THE REQUEST: Note each line where "color" appears, and copy it.

RECORDS SHOWN:
◆ ◆ ◆ ◆

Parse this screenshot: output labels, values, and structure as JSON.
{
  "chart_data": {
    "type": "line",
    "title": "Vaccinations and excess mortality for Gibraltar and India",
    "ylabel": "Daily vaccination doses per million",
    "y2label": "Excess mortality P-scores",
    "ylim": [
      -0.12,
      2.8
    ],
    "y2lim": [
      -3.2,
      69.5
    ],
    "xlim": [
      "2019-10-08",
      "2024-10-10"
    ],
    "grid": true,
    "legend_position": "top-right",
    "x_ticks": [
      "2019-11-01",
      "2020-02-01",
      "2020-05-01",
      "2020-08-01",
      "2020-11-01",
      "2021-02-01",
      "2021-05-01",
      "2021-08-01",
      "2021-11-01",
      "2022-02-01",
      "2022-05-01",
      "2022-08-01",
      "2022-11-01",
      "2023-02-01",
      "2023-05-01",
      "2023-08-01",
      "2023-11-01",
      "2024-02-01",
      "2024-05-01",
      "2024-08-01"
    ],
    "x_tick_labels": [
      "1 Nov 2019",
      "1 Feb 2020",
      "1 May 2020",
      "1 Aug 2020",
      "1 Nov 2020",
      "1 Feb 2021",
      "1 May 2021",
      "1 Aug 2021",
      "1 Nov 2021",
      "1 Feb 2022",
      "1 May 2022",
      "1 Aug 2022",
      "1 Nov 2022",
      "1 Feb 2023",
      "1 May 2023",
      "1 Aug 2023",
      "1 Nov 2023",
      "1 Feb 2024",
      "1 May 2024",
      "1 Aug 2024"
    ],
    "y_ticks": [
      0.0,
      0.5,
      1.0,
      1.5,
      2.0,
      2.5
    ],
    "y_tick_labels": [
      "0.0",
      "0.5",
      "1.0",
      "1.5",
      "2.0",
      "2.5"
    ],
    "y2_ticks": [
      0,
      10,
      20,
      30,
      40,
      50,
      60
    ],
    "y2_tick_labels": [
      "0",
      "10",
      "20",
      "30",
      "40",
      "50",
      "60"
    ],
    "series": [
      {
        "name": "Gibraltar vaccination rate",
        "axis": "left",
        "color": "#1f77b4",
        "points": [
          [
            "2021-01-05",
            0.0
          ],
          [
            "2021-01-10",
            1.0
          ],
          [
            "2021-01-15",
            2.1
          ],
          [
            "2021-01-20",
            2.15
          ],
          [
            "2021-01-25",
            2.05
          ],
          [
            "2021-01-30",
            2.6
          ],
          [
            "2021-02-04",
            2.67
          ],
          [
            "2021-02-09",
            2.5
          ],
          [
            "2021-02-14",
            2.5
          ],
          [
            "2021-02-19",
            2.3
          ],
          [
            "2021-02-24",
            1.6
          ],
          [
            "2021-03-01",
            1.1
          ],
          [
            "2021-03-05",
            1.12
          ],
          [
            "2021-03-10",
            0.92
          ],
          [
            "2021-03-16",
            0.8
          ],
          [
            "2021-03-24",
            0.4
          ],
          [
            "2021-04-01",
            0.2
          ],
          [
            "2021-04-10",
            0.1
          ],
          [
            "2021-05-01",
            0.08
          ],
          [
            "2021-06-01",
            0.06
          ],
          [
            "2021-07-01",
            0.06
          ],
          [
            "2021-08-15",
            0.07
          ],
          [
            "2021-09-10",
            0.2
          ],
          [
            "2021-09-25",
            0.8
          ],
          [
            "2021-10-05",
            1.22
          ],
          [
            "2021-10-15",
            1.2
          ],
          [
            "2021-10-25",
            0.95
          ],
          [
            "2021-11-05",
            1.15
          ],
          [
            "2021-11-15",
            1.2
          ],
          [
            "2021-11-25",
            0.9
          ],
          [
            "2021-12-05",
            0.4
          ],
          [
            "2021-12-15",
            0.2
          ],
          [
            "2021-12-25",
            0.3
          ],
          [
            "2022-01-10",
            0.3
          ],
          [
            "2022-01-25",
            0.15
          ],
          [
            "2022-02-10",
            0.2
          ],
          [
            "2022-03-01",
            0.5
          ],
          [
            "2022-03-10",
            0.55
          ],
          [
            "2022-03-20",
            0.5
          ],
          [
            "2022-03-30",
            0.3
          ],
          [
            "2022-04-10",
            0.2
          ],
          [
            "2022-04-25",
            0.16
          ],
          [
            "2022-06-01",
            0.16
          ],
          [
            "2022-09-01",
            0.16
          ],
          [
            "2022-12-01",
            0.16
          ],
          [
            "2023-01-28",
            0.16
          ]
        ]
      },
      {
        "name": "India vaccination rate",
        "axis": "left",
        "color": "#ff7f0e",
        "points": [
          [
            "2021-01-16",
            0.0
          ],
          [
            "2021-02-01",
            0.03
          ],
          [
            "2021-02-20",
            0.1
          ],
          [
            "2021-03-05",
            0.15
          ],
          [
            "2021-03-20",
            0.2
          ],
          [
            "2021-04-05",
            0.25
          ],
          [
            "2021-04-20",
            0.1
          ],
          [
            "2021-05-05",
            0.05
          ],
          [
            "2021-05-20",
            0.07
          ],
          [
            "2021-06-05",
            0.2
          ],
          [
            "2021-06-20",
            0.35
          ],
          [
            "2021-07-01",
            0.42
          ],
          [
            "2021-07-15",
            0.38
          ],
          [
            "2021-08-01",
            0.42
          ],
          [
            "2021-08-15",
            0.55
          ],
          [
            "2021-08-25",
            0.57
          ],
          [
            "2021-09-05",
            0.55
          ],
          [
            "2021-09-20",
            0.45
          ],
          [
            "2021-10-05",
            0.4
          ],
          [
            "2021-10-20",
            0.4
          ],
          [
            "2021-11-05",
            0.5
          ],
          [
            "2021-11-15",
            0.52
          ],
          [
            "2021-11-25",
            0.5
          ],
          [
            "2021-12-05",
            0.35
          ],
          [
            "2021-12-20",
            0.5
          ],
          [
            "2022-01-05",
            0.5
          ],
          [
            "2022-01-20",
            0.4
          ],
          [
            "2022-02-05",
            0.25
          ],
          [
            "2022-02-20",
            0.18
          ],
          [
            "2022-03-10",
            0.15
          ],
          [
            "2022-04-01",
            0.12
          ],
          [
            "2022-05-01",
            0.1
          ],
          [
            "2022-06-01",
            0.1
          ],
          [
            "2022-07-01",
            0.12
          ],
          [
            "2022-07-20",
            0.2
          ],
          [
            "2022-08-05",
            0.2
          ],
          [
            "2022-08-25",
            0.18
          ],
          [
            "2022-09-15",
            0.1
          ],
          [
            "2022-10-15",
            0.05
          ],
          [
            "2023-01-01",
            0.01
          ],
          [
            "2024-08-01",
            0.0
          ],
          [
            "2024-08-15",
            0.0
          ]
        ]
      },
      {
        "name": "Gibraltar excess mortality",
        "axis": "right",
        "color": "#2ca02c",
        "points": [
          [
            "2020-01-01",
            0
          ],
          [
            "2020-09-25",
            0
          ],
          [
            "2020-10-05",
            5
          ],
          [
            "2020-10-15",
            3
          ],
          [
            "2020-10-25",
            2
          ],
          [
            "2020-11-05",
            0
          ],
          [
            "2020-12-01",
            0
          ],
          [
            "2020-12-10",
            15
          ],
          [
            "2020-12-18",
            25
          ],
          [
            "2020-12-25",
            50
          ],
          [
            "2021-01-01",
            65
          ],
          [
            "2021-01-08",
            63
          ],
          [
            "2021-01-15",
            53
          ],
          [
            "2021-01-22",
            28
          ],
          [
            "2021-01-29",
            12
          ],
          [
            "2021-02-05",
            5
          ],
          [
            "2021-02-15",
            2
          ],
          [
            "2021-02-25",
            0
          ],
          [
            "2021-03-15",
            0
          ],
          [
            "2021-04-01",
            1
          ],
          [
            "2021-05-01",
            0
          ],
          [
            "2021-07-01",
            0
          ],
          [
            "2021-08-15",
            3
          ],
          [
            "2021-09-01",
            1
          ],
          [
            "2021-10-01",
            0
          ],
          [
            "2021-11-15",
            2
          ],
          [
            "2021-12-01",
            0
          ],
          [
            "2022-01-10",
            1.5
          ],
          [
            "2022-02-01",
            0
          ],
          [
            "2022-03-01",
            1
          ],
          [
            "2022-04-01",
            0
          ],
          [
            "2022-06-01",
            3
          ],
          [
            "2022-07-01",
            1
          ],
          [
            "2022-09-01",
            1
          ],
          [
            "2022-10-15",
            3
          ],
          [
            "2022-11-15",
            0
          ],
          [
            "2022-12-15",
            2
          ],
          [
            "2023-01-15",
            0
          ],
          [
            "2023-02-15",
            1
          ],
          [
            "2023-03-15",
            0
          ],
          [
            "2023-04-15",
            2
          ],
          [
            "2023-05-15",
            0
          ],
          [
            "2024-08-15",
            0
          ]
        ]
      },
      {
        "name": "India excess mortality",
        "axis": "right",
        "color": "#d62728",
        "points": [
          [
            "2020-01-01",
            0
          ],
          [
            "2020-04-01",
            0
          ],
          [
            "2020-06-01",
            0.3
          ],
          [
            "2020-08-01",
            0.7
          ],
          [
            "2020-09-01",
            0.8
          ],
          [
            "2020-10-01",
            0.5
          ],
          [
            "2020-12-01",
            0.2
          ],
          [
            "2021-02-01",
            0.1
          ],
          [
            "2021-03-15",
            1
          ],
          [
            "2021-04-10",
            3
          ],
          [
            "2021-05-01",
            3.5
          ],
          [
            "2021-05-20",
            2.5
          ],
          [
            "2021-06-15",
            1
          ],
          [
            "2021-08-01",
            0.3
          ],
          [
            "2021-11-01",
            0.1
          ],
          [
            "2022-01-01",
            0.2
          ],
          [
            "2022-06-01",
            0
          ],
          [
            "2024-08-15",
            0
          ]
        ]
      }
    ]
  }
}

◆ ◆ ◆ ◆

ANSWER TO THE TASK:
        "color": "#1f77b4",
        "color": "#ff7f0e",
        "color": "#2ca02c",
        "color": "#d62728",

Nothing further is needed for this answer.